*INSTRUCTIONS TO FOLLOW*: Copy out each line of the material below with no changes.

*Stored data*:

* * *

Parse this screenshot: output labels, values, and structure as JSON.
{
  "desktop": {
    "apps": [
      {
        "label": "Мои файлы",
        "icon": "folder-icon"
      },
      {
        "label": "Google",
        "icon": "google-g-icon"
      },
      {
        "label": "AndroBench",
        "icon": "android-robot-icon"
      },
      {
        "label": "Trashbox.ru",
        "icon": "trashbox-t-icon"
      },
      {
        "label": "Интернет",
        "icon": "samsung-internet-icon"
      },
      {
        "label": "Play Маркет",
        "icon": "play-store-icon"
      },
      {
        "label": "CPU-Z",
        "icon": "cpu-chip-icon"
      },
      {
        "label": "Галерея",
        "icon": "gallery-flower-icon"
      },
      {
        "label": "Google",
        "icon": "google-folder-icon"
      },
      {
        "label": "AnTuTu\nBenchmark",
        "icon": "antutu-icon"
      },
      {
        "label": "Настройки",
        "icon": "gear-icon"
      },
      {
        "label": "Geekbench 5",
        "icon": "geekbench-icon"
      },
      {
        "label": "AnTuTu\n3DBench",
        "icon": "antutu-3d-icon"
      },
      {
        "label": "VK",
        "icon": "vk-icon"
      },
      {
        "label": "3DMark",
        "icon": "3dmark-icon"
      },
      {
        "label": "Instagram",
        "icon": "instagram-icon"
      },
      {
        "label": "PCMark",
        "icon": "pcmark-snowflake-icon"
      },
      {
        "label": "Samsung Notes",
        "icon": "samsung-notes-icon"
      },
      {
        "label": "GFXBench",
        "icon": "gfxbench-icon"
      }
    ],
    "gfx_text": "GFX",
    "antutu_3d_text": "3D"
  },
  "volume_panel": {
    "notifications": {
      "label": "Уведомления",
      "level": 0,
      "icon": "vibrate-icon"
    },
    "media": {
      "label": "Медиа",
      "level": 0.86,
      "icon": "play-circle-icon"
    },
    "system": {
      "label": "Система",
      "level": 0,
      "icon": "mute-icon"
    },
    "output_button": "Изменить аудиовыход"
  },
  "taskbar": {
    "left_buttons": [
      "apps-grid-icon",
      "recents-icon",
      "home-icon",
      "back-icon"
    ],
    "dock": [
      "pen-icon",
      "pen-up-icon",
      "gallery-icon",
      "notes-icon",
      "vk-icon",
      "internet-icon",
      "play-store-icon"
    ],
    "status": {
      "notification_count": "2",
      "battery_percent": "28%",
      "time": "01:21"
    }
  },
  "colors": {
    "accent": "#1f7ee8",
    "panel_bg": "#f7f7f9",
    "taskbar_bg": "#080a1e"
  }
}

* * *

*FINAL ANSWER*:
Parse this screenshot: output labels, values, and structure as JSON.
{
  "desktop": {
    "apps": [
      {
        "label": "Мои файлы",
        "icon": "folder-icon"
      },
      {
        "label": "Google",
        "icon": "google-g-icon"
      },
      {
        "label": "AndroBench",
        "icon": "android-robot-icon"
      },
      {
        "label": "Trashbox.ru",
        "icon": "trashbox-t-icon"
      },
      {
        "label": "Интернет",
        "icon": "samsung-internet-icon"
      },
      {
        "label": "Play Маркет",
        "icon": "play-store-icon"
      },
      {
        "label": "CPU-Z",
        "icon": "cpu-chip-icon"
      },
      {
        "label": "Галерея",
        "icon": "gallery-flower-icon"
      },
      {
        "label": "Google",
        "icon": "google-folder-icon"
      },
      {
        "label": "AnTuTu\nBenchmark",
        "icon": "antutu-icon"
      },
      {
        "label": "Настройки",
        "icon": "gear-icon"
      },
      {
        "label": "Geekbench 5",
        "icon": "geekbench-icon"
      },
      {
        "label": "AnTuTu\n3DBench",
        "icon": "antutu-3d-icon"
      },
      {
        "label": "VK",
        "icon": "vk-icon"
      },
      {
        "label": "3DMark",
        "icon": "3dmark-icon"
      },
      {
        "label": "Instagram",
        "icon": "instagram-icon"
      },
      {
        "label": "PCMark",
        "icon": "pcmark-snowflake-icon"
      },
      {
        "label": "Samsung Notes",
        "icon": "samsung-notes-icon"
      },
      {
        "label": "GFXBench",
        "icon": "gfxbench-icon"
      }
    ],
    "gfx_text": "GFX",
    "antutu_3d_text": "3D"
  },
  "volume_panel": {
    "notifications": {
      "label": "Уведомления",
      "level": 0,
      "icon": "vibrate-icon"
    },
    "media": {
      "label": "Медиа",
      "level": 0.86,
      "icon": "play-circle-icon"
    },
    "system": {
      "label": "Система",
      "level": 0,
      "icon": "mute-icon"
    },
    "output_button": "Изменить аудиовыход"
  },
  "taskbar": {
    "left_buttons": [
      "apps-grid-icon",
      "recents-icon",
      "home-icon",
      "back-icon"
    ],
    "dock": [
      "pen-icon",
      "pen-up-icon",
      "gallery-icon",
      "notes-icon",
      "vk-icon",
      "internet-icon",
      "play-store-icon"
    ],
    "status": {
      "notification_count": "2",
      "battery_percent": "28%",
      "time": "01:21"
    }
  },
  "colors": {
    "accent": "#1f7ee8",
    "panel_bg": "#f7f7f9",
    "taskbar_bg": "#080a1e"
  }
}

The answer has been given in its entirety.